Description of the task: Can you write out the items below again, changing every "y-tick-label" to "y-axis-label" and leaving everything else the same?

::: Material

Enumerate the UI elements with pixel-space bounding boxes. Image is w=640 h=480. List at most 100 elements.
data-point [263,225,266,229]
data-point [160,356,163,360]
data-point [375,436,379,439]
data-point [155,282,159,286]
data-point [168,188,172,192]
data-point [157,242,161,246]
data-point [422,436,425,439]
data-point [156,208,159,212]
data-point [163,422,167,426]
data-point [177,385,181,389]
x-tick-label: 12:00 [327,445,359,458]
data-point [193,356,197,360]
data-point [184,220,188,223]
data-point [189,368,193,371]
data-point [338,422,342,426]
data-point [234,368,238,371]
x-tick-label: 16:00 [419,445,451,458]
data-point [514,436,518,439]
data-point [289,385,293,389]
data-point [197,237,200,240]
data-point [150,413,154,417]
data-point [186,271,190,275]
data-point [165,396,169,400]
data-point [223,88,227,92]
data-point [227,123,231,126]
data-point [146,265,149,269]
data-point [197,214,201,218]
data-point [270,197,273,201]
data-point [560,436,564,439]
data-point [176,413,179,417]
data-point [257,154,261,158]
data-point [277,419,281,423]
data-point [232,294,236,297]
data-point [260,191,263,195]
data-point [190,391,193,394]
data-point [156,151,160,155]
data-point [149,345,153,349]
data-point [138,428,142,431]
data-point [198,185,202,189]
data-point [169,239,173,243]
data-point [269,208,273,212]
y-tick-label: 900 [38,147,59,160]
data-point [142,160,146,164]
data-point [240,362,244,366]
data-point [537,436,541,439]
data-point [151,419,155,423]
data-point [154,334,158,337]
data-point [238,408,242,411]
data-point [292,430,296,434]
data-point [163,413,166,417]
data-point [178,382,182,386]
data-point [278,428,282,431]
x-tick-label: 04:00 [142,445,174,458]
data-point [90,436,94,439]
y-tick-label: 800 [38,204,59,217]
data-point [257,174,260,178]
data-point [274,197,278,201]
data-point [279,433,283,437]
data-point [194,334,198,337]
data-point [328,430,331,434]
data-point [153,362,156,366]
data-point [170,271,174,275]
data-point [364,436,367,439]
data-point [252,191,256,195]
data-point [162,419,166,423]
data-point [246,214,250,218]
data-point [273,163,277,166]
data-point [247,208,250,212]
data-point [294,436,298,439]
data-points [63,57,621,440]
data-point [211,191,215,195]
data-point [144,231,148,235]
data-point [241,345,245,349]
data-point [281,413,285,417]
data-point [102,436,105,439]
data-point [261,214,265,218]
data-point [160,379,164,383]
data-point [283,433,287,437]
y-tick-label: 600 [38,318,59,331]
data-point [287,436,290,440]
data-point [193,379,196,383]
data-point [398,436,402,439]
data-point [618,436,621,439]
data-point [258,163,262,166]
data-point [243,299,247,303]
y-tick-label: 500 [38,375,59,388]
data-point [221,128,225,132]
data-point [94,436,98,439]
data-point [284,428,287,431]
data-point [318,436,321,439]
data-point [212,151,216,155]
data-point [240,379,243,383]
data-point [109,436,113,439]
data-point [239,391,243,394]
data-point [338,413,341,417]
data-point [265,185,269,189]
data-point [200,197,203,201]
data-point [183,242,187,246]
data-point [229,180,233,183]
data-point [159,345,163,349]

::::::

Response for this exercise:
Enumerate the UI elements with pixel-space bounding boxes. Image is w=640 h=480. List at most 100 elements.
data-point [263,225,266,229]
data-point [160,356,163,360]
data-point [375,436,379,439]
data-point [155,282,159,286]
data-point [168,188,172,192]
data-point [157,242,161,246]
data-point [422,436,425,439]
data-point [156,208,159,212]
data-point [163,422,167,426]
data-point [177,385,181,389]
x-tick-label: 12:00 [327,445,359,458]
data-point [193,356,197,360]
data-point [184,220,188,223]
data-point [189,368,193,371]
data-point [338,422,342,426]
data-point [234,368,238,371]
x-tick-label: 16:00 [419,445,451,458]
data-point [514,436,518,439]
data-point [289,385,293,389]
data-point [197,237,200,240]
data-point [150,413,154,417]
data-point [186,271,190,275]
data-point [165,396,169,400]
data-point [223,88,227,92]
data-point [227,123,231,126]
data-point [146,265,149,269]
data-point [197,214,201,218]
data-point [270,197,273,201]
data-point [560,436,564,439]
data-point [176,413,179,417]
data-point [257,154,261,158]
data-point [277,419,281,423]
data-point [232,294,236,297]
data-point [260,191,263,195]
data-point [190,391,193,394]
data-point [156,151,160,155]
data-point [149,345,153,349]
data-point [138,428,142,431]
data-point [198,185,202,189]
data-point [169,239,173,243]
data-point [269,208,273,212]
y-axis-label: 900 [38,147,59,160]
data-point [142,160,146,164]
data-point [240,362,244,366]
data-point [537,436,541,439]
data-point [151,419,155,423]
data-point [154,334,158,337]
data-point [238,408,242,411]
data-point [292,430,296,434]
data-point [163,413,166,417]
data-point [178,382,182,386]
data-point [278,428,282,431]
x-tick-label: 04:00 [142,445,174,458]
data-point [90,436,94,439]
y-axis-label: 800 [38,204,59,217]
data-point [257,174,260,178]
data-point [274,197,278,201]
data-point [279,433,283,437]
data-point [194,334,198,337]
data-point [328,430,331,434]
data-point [153,362,156,366]
data-point [170,271,174,275]
data-point [364,436,367,439]
data-point [252,191,256,195]
data-point [162,419,166,423]
data-point [246,214,250,218]
data-point [273,163,277,166]
data-point [247,208,250,212]
data-point [294,436,298,439]
data-points [63,57,621,440]
data-point [211,191,215,195]
data-point [144,231,148,235]
data-point [241,345,245,349]
data-point [281,413,285,417]
data-point [102,436,105,439]
data-point [261,214,265,218]
data-point [160,379,164,383]
data-point [283,433,287,437]
y-axis-label: 600 [38,318,59,331]
data-point [287,436,290,440]
data-point [193,379,196,383]
data-point [398,436,402,439]
data-point [618,436,621,439]
data-point [258,163,262,166]
data-point [243,299,247,303]
y-axis-label: 500 [38,375,59,388]
data-point [221,128,225,132]
data-point [94,436,98,439]
data-point [284,428,287,431]
data-point [318,436,321,439]
data-point [212,151,216,155]
data-point [240,379,243,383]
data-point [109,436,113,439]
data-point [239,391,243,394]
data-point [338,413,341,417]
data-point [265,185,269,189]
data-point [200,197,203,201]
data-point [183,242,187,246]
data-point [229,180,233,183]
data-point [159,345,163,349]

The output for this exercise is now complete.